▶ _YOUR INSTRUCTIONS_: Please give the listing again, word for word, with nothing left out.

++++ EXCERPTED RECORDS

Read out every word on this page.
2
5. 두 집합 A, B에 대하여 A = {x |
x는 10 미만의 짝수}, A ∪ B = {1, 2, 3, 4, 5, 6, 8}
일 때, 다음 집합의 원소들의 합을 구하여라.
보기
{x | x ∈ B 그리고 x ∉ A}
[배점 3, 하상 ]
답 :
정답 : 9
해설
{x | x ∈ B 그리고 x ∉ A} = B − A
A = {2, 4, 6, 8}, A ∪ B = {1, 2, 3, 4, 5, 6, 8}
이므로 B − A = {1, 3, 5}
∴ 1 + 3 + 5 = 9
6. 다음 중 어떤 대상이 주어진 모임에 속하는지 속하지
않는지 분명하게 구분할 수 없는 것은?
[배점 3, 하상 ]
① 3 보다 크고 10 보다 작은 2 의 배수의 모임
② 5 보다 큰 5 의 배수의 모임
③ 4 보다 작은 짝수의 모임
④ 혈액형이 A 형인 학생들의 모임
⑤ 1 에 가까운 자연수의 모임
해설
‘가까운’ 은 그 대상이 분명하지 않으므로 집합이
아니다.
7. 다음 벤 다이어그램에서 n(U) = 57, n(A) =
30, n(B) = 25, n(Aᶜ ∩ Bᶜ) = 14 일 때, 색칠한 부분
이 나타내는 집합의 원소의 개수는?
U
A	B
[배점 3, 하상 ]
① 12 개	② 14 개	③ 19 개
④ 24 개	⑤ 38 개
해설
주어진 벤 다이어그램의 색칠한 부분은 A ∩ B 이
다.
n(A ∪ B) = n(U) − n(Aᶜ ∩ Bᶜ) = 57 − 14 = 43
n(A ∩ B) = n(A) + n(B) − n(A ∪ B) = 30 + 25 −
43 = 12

++++++++

▶ _RESULT OF THIS EXERCISE_:
Read out every word on this page.
2
5. 두 집합 A, B에 대하여 A = {x |
x는 10 미만의 짝수}, A ∪ B = {1, 2, 3, 4, 5, 6, 8}
일 때, 다음 집합의 원소들의 합을 구하여라.
보기
{x | x ∈ B 그리고 x ∉ A}
[배점 3, 하상 ]
답 :
정답 : 9
해설
{x | x ∈ B 그리고 x ∉ A} = B − A
A = {2, 4, 6, 8}, A ∪ B = {1, 2, 3, 4, 5, 6, 8}
이므로 B − A = {1, 3, 5}
∴ 1 + 3 + 5 = 9
6. 다음 중 어떤 대상이 주어진 모임에 속하는지 속하지
않는지 분명하게 구분할 수 없는 것은?
[배점 3, 하상 ]
① 3 보다 크고 10 보다 작은 2 의 배수의 모임
② 5 보다 큰 5 의 배수의 모임
③ 4 보다 작은 짝수의 모임
④ 혈액형이 A 형인 학생들의 모임
⑤ 1 에 가까운 자연수의 모임
해설
‘가까운’ 은 그 대상이 분명하지 않으므로 집합이
아니다.
7. 다음 벤 다이어그램에서 n(U) = 57, n(A) =
30, n(B) = 25, n(Aᶜ ∩ Bᶜ) = 14 일 때, 색칠한 부분
이 나타내는 집합의 원소의 개수는?
U
A	B
[배점 3, 하상 ]
① 12 개	② 14 개	③ 19 개
④ 24 개	⑤ 38 개
해설
주어진 벤 다이어그램의 색칠한 부분은 A ∩ B 이
다.
n(A ∪ B) = n(U) − n(Aᶜ ∩ Bᶜ) = 57 − 14 = 43
n(A ∩ B) = n(A) + n(B) − n(A ∪ B) = 30 + 25 −
43 = 12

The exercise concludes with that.